-- BEGIN RECORDS SUPPLIED --
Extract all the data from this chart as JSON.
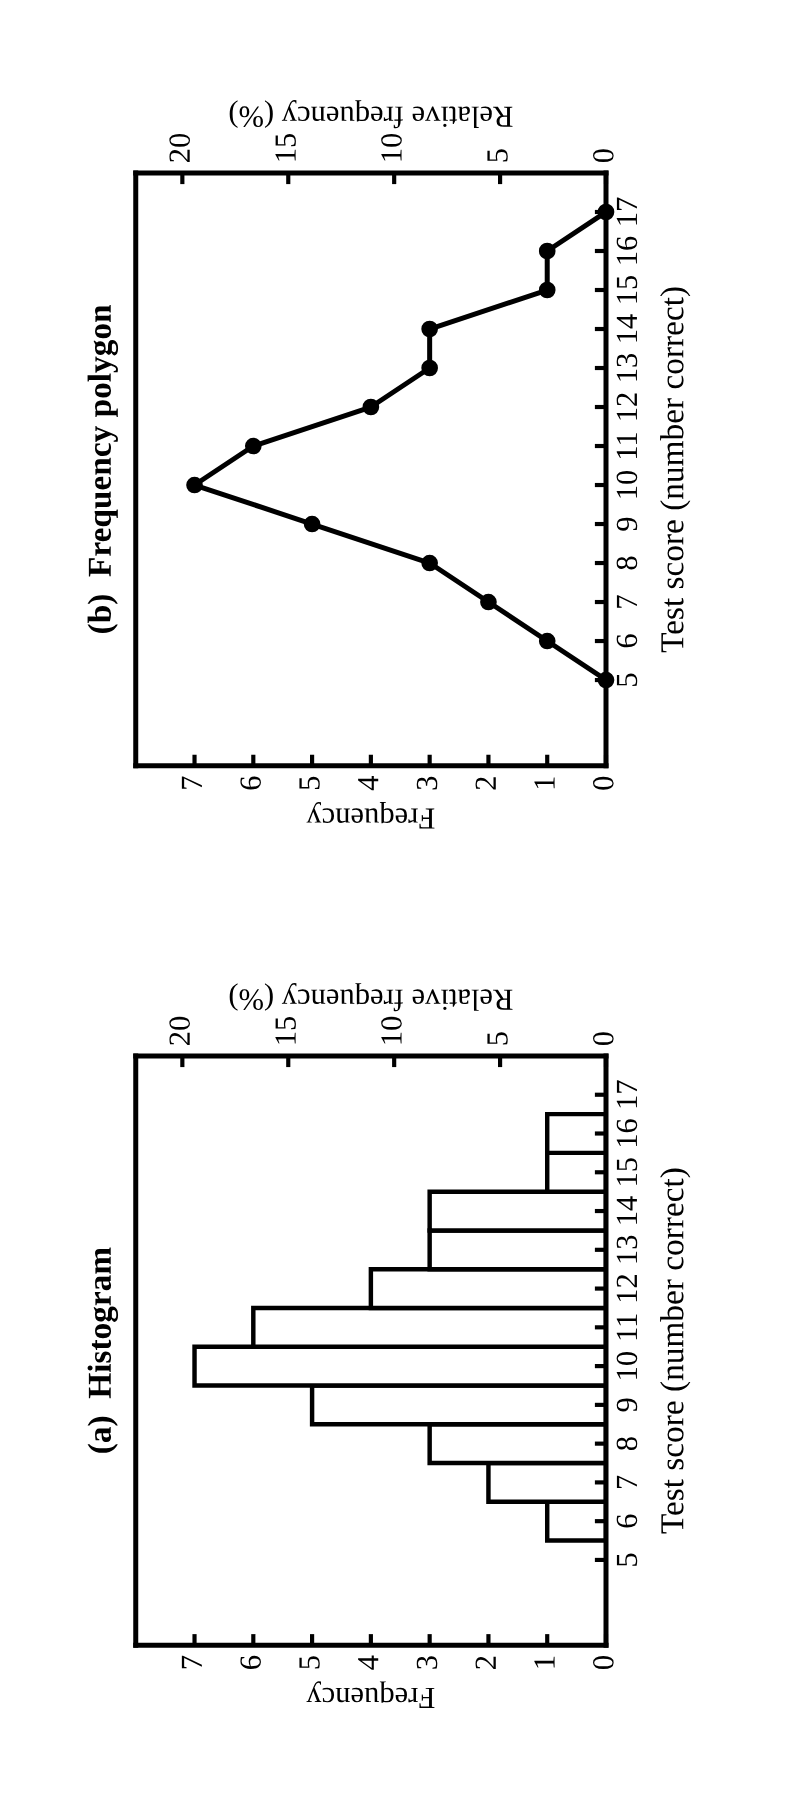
{
  "chart_data": [
    {
      "type": "histogram",
      "title": "(a)  Histogram",
      "orientation": "horizontal",
      "bins": [
        5.5,
        6.5,
        7.5,
        8.5,
        9.5,
        10.5,
        11.5,
        12.5,
        13.5,
        14.5,
        15.5,
        16.5
      ],
      "values": [
        1,
        2,
        3,
        5,
        7,
        6,
        4,
        3,
        3,
        1,
        1
      ],
      "color": "#ffffff",
      "xlabel": "Frequency",
      "xlim": [
        8,
        0
      ],
      "xticks": [
        0,
        1,
        2,
        3,
        4,
        5,
        6,
        7
      ],
      "x2label": "Relative frequency (%)",
      "x2lim": [
        22.2,
        0
      ],
      "x2ticks": [
        0,
        5,
        10,
        15,
        20
      ],
      "ylabel": "Test score (number correct)",
      "ylim": [
        2.8,
        18
      ],
      "yticks": [
        5,
        6,
        7,
        8,
        9,
        10,
        11,
        12,
        13,
        14,
        15,
        16,
        17
      ],
      "grid": false
    },
    {
      "type": "line",
      "title": "(b)  Frequency polygon",
      "orientation": "horizontal",
      "x": [
        5,
        6,
        7,
        8,
        9,
        10,
        11,
        12,
        13,
        14,
        15,
        16,
        17
      ],
      "values": [
        0,
        1,
        2,
        3,
        5,
        7,
        6,
        4,
        3,
        3,
        1,
        1,
        0
      ],
      "color": "#000000",
      "marker": "circle",
      "line_style": "solid",
      "xlabel": "Frequency",
      "xlim": [
        8,
        0
      ],
      "xticks": [
        0,
        1,
        2,
        3,
        4,
        5,
        6,
        7
      ],
      "x2label": "Relative frequency (%)",
      "x2lim": [
        22.2,
        0
      ],
      "x2ticks": [
        0,
        5,
        10,
        15,
        20
      ],
      "ylabel": "Test score (number correct)",
      "ylim": [
        2.8,
        18
      ],
      "yticks": [
        5,
        6,
        7,
        8,
        9,
        10,
        11,
        12,
        13,
        14,
        15,
        16,
        17
      ],
      "grid": false
    }
  ]
}
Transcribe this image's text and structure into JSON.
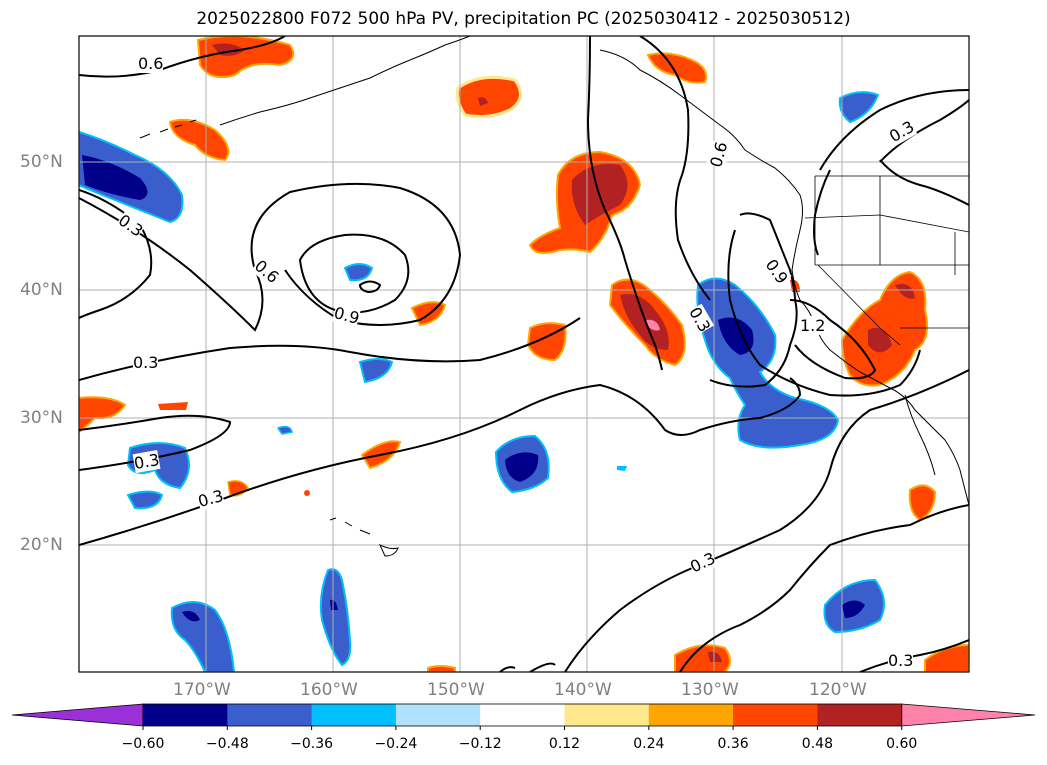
{
  "title": "2025022800 F072 500 hPa PV, precipitation PC (2025030412 - 2025030512)",
  "lat_labels": [
    "50°N",
    "40°N",
    "30°N",
    "20°N"
  ],
  "lon_labels": [
    "170°W",
    "160°W",
    "150°W",
    "140°W",
    "130°W",
    "120°W"
  ],
  "contour_labels": [
    "0.6",
    "0.3",
    "0.6",
    "0.9",
    "0.3",
    "0.3",
    "0.3",
    "0.6",
    "0.3",
    "0.9",
    "1.2",
    "0.3",
    "0.3",
    "0.3"
  ],
  "colorbar": {
    "ticks": [
      "−0.60",
      "−0.48",
      "−0.36",
      "−0.24",
      "−0.12",
      "0.12",
      "0.24",
      "0.36",
      "0.48",
      "0.60"
    ],
    "colors": [
      "#9b30d9",
      "#00008b",
      "#3a5fcd",
      "#00bfff",
      "#b0e2ff",
      "#ffffff",
      "#ffe88c",
      "#ffa500",
      "#ff4500",
      "#b22222",
      "#ff82ab"
    ]
  },
  "colors": {
    "neg_strong": "#00008b",
    "neg_mid": "#3a5fcd",
    "neg_light": "#00bfff",
    "neg_pale": "#b0e2ff",
    "pos_pale": "#ffe88c",
    "pos_light": "#ffa500",
    "pos_mid": "#ff4500",
    "pos_strong": "#b22222",
    "pos_max": "#ff82ab"
  }
}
-- END RECORDS SUPPLIED --
▶ EXERCISE OBJECTIVE
With the pictures left out, please output each line from the one containing "Transcribe this image's" through the end of the entries, exactly as it is.

▶ ANSWER TO THIS PROBLEM
Transcribe this image's text and structure into JSON.
{
  "title": "2025022800 F072 500 hPa PV, precipitation PC (2025030412 - 2025030512)",
  "lat_labels": [
    "50°N",
    "40°N",
    "30°N",
    "20°N"
  ],
  "lon_labels": [
    "170°W",
    "160°W",
    "150°W",
    "140°W",
    "130°W",
    "120°W"
  ],
  "contour_labels": [
    "0.6",
    "0.3",
    "0.6",
    "0.9",
    "0.3",
    "0.3",
    "0.3",
    "0.6",
    "0.3",
    "0.9",
    "1.2",
    "0.3",
    "0.3",
    "0.3"
  ],
  "colorbar": {
    "ticks": [
      "−0.60",
      "−0.48",
      "−0.36",
      "−0.24",
      "−0.12",
      "0.12",
      "0.24",
      "0.36",
      "0.48",
      "0.60"
    ],
    "colors": [
      "#9b30d9",
      "#00008b",
      "#3a5fcd",
      "#00bfff",
      "#b0e2ff",
      "#ffffff",
      "#ffe88c",
      "#ffa500",
      "#ff4500",
      "#b22222",
      "#ff82ab"
    ]
  },
  "colors": {
    "neg_strong": "#00008b",
    "neg_mid": "#3a5fcd",
    "neg_light": "#00bfff",
    "neg_pale": "#b0e2ff",
    "pos_pale": "#ffe88c",
    "pos_light": "#ffa500",
    "pos_mid": "#ff4500",
    "pos_strong": "#b22222",
    "pos_max": "#ff82ab"
  }
}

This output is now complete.